- **Trecho da página**:

^^^^^^^^

Prover esse tipo de atenção mínima, como salubridade e saneamento, são questões políticas fundamentais para área social. Não nos falta no Brasil, exemplos práticos de alternativas para atender a essas carências básicas que, infelizmente, ainda não foram massivamente incorporadas nas políticas públicas para populações de baixa renda, nas zonas rural e urbana. Esse é o tipo de pauta política que tem mobilizado grupos sociais diversos em uma trajetória longa de luta pelo efetivo compromisso social das nossas representações políticas, nas diversas instâncias do poder público. Mas sabemos que tanto lá como aqui, essas soluções são pontuais (e esperamos que embrionárias), dentro de uma grande demanda por esse tipo de atenção.

^^^^^^^^

- **Entradas fornecidas**:
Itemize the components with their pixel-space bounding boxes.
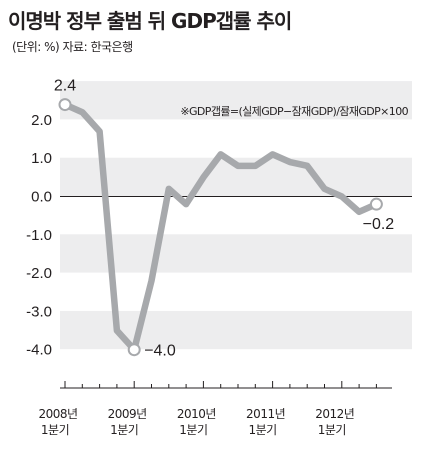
x-tick-quarter: 1분기 <box>179 423 207 437</box>
chart-title: 이명박 정부 출범 뒤 GDP갭률 추이 <box>8 9 292 33</box>
x-tick-year: 2012년 <box>315 407 354 421</box>
y-tick-label: 1.0 <box>31 150 52 167</box>
x-tick-year: 2008년 <box>38 407 77 421</box>
y-tick-label: -1.0 <box>26 227 52 244</box>
y-tick-label: 0.0 <box>31 189 52 206</box>
grid-band <box>60 81 412 120</box>
data-marker <box>58 98 72 112</box>
x-tick-quarter: 1분기 <box>248 423 276 437</box>
y-tick-label: -3.0 <box>26 303 52 320</box>
chart-subtitle: (단위: %) 자료: 한국은행 <box>12 40 133 54</box>
gdp-gap-formula-note: ※GDP갭률=(실제GDP−잠재GDP)/잠재GDP×100 <box>180 105 408 118</box>
data-label: 2.4 <box>54 78 76 95</box>
data-marker <box>369 197 383 211</box>
x-tick-quarter: 1분기 <box>41 423 69 437</box>
y-tick-label: 2.0 <box>31 112 52 129</box>
x-tick-quarter: 1분기 <box>318 423 346 437</box>
series-line <box>61 101 380 353</box>
data-label: −4.0 <box>144 343 176 360</box>
data-label: −0.2 <box>363 216 395 233</box>
y-tick-label: -2.0 <box>26 265 52 282</box>
x-tick-year: 2009년 <box>108 407 147 421</box>
data-marker <box>127 343 141 357</box>
grid-band <box>60 234 412 273</box>
y-tick-label: -4.0 <box>26 342 52 359</box>
x-tick-year: 2010년 <box>177 407 216 421</box>
x-tick-quarter: 1분기 <box>110 423 138 437</box>
x-tick-year: 2011년 <box>246 407 285 421</box>
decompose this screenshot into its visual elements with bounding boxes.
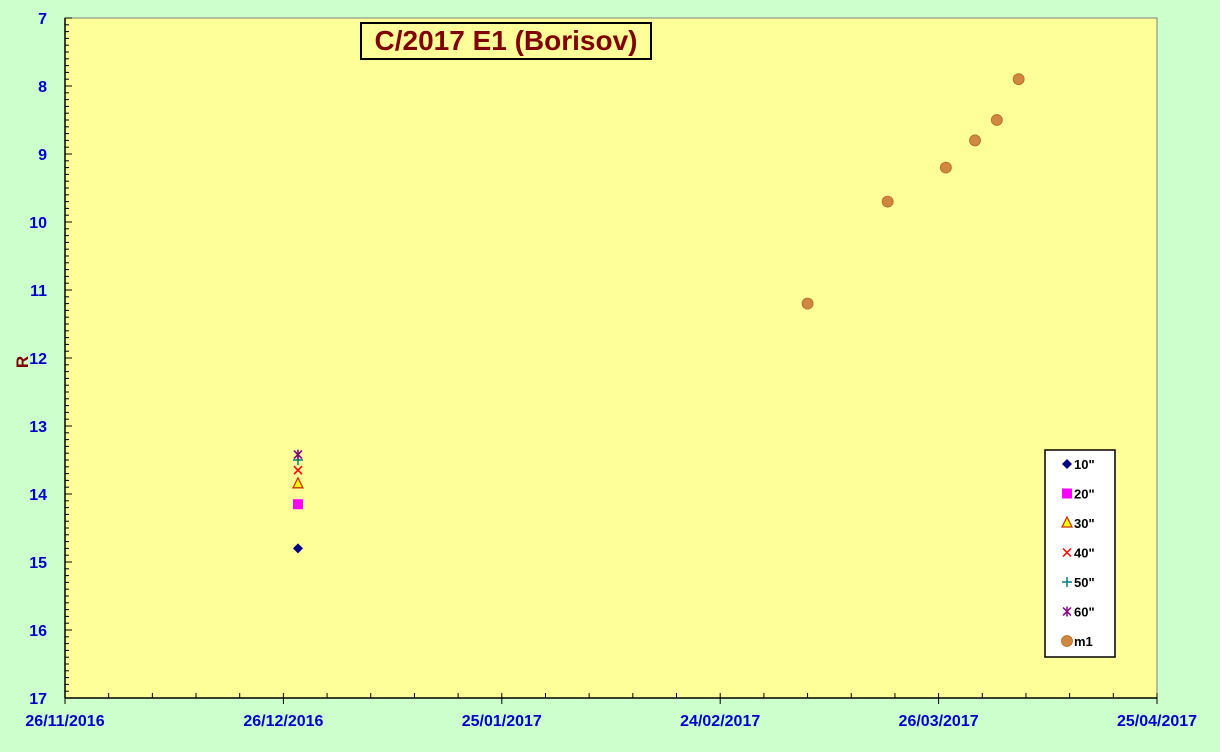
y-tick-label: 14 (29, 487, 47, 504)
legend-marker (1062, 606, 1072, 617)
legend-label: 40" (1074, 546, 1095, 561)
legend-marker (1062, 488, 1072, 499)
legend-label: 60" (1074, 605, 1095, 620)
y-tick-label: 7 (38, 11, 47, 28)
legend-label: 20" (1074, 487, 1095, 502)
plot-area (64, 17, 1158, 699)
legend-marker (1060, 515, 1074, 528)
y-tick-label: 8 (38, 79, 47, 96)
data-point (293, 449, 303, 460)
axes: 7 8 9 10 11 12 13 14 15 16 17 26/11/2016 26/12/2016 2… (25, 11, 1197, 730)
y-tick-label: 15 (29, 555, 47, 572)
data-point (990, 114, 1003, 126)
data-point (293, 465, 303, 475)
data-point (1012, 73, 1025, 86)
x-tick-label: 25/01/2017 (462, 713, 542, 730)
data-marks (291, 73, 1025, 554)
legend-box (1044, 449, 1116, 658)
y-tick-label: 10 (29, 215, 47, 232)
legend-label: 50" (1074, 575, 1095, 590)
chart-title: C/2017 E1 (Borisov) (360, 22, 652, 60)
data-point (292, 543, 303, 554)
legend-marker (1062, 459, 1072, 469)
y-tick-label: 13 (29, 419, 47, 436)
x-tick-label: 26/11/2016 (25, 713, 104, 730)
legend: 10" 20" 30" 40" 50" 60" m1 (1044, 449, 1116, 658)
y-tick-label: 9 (38, 147, 47, 164)
data-point (291, 476, 305, 489)
x-tick-label: 26/03/2017 (899, 713, 979, 730)
legend-marker (1062, 577, 1072, 587)
y-tick-label: 11 (30, 283, 47, 300)
data-point (292, 499, 303, 510)
legend-marker (1062, 547, 1072, 558)
x-tick-label: 25/04/2017 (1117, 713, 1197, 730)
data-point (969, 134, 981, 147)
data-point (939, 161, 952, 174)
data-point (801, 297, 814, 310)
legend-label: 30" (1074, 516, 1095, 531)
y-tick-label: 16 (29, 623, 47, 640)
y-axis-label: R (13, 356, 32, 368)
y-tick-label: 17 (29, 691, 47, 708)
legend-label: m1 (1074, 634, 1093, 649)
x-tick-label: 24/02/2017 (680, 713, 760, 730)
legend-label: 10" (1074, 457, 1095, 472)
x-tick-label: 26/12/2016 (243, 713, 323, 730)
data-point (881, 195, 894, 208)
y-tick-label: 12 (29, 351, 47, 368)
legend-marker (1061, 635, 1073, 647)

^^^^^^^^

- **Requisitos do exercício**:
1. Disponha em uma tabela Markdown, com as colunas "Nº" e "Linha", tudo o que está nas entradas desde a linha que contém "y-tick-label: 14 (29, 487, 47, 504)" até a linha que contém "575, 1095, 590)", incluindo as duas. Numere cada linha e deixe de fora as linhas em branco.
2. Retome o texto sobre saneamento e políticas públicas para a população de baixa renda a partir do ponto em que ele termina.
O trecho e as entradas não têm nenhuma relação entre si.

- **Resultados das tarefas**:
1.
| Nº | Linha |
|---|---|
| 1 | y-tick-label: 14 (29, 487, 47, 504) |
| 2 | legend-marker (1062, 606, 1072, 617) |
| 3 | legend-label: 40" (1074, 546, 1095, 561) |
| 4 | legend-marker (1062, 488, 1072, 499) |
| 5 | legend-label: 60" (1074, 605, 1095, 620) |
| 6 | y-tick-label: 7 (38, 11, 47, 28) |
| 7 | legend-label: 20" (1074, 487, 1095, 502) |
| 8 | plot-area (64, 17, 1158, 699) |
| 9 | legend-marker (1060, 515, 1074, 528) |
| 10 | y-tick-label: 8 (38, 79, 47, 96) |
| 11 | data-point (293, 449, 303, 460) |
| 12 | axes: 7 8 9 10 11 12 13 14 15 16 17 26/11/2016 26/12/2016 2… (25, 11, 1197, 730) |
| 13 | y-tick-label: 15 (29, 555, 47, 572) |
| 14 | data-point (990, 114, 1003, 126) |
| 15 | data-point (293, 465, 303, 475) |
| 16 | data-point (1012, 73, 1025, 86) |
| 17 | x-tick-label: 25/01/2017 (462, 713, 542, 730) |
| 18 | data-marks (291, 73, 1025, 554) |
| 19 | legend-box (1044, 449, 1116, 658) |
| 20 | y-tick-label: 10 (29, 215, 47, 232) |
| 21 | legend-label: 50" (1074, 575, 1095, 590) |

2.
As oito casas protótipos, projetadas e construídas na Vila Magoda, se organizam em dois níveis (não sempre em dois andares), e tem a combinação do maciço das paredes em bloco de terra no nível térreo e do fechamento mais arejado com parede e esquadrias em madeira ou bambu no nível elevado. Ao reunir a tradição construtiva local, que usa blocos de terra, com os elementos de vedação em madeira e bambu tradicionais da cultura asiática, complementados com telas anti-mosquito verdes, fornou-se um contraste com a colorido do vestuário de seus moradores. Surgem assim, imagens com texturas e cores de grande inspiração artística, e que foram captadas com muita sensibilidade nas fotos do arquiteto Kostantin Ikonomides.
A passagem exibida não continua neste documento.